**Exercise aim:**
Output the material beneath exactly, leaving nothing out.

[Records from a data source]
>>>

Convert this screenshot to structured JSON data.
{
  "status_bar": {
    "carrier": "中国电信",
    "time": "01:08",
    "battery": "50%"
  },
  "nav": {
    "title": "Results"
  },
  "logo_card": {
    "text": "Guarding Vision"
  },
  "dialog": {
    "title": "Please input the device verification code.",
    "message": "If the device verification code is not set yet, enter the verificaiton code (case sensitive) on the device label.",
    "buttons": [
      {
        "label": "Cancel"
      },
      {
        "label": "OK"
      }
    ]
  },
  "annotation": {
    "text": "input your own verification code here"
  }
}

<<<

**Problem solution:**
Convert this screenshot to structured JSON data.
{
  "status_bar": {
    "carrier": "中国电信",
    "time": "01:08",
    "battery": "50%"
  },
  "nav": {
    "title": "Results"
  },
  "logo_card": {
    "text": "Guarding Vision"
  },
  "dialog": {
    "title": "Please input the device verification code.",
    "message": "If the device verification code is not set yet, enter the verificaiton code (case sensitive) on the device label.",
    "buttons": [
      {
        "label": "Cancel"
      },
      {
        "label": "OK"
      }
    ]
  },
  "annotation": {
    "text": "input your own verification code here"
  }
}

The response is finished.